** Begin Record excerpts **

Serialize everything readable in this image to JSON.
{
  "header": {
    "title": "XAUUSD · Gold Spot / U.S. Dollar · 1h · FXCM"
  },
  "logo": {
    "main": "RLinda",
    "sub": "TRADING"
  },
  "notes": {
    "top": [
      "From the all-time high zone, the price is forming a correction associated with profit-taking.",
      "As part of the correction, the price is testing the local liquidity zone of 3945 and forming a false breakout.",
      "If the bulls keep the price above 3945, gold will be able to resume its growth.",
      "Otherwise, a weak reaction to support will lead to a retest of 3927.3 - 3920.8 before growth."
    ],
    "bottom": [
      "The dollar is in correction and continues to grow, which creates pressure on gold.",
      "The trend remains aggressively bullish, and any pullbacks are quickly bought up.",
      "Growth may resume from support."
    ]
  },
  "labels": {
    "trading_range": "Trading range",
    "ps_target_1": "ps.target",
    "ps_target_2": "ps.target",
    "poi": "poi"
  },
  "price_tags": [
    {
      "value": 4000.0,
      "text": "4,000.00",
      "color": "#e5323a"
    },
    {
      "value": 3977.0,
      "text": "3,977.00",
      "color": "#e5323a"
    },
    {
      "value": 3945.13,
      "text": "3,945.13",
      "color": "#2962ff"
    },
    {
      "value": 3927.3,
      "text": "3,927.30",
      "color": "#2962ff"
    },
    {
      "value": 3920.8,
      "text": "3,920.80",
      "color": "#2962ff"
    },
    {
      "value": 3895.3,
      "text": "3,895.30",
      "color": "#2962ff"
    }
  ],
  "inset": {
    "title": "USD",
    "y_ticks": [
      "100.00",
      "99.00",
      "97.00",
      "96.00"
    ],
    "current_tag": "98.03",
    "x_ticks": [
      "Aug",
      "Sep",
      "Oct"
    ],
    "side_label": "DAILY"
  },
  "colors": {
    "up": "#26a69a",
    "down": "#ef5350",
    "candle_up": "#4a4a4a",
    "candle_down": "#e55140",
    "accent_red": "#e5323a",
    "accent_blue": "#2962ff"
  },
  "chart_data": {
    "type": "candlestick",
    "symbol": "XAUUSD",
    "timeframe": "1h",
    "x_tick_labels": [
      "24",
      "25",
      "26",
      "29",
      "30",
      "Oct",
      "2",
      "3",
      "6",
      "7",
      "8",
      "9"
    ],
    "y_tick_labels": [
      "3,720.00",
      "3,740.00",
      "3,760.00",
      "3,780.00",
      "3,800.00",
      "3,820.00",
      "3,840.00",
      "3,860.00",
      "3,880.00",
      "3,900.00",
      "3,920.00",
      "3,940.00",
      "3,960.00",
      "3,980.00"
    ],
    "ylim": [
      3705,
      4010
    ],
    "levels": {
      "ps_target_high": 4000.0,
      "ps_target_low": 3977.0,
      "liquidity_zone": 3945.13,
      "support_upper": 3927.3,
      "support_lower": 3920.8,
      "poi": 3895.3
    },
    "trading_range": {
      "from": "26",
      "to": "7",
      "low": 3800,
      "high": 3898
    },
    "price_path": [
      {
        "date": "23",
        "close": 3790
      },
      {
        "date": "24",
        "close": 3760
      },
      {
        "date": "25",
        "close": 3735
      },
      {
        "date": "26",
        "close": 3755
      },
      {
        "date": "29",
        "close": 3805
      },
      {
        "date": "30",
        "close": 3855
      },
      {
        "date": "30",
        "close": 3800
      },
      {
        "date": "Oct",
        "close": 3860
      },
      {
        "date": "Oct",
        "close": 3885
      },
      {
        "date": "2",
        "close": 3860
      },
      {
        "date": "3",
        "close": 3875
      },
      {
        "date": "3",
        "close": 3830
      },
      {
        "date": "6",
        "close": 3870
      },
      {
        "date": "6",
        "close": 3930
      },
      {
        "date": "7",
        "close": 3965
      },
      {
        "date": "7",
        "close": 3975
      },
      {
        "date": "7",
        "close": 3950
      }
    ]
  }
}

** End Record excerpts **

# Stated goal
Out of the records, collect only those lines that contain the string "text".

# Answer to this task
      "text": "4,000.00",
      "text": "3,977.00",
      "text": "3,945.13",
      "text": "3,927.30",
      "text": "3,920.80",
      "text": "3,895.30",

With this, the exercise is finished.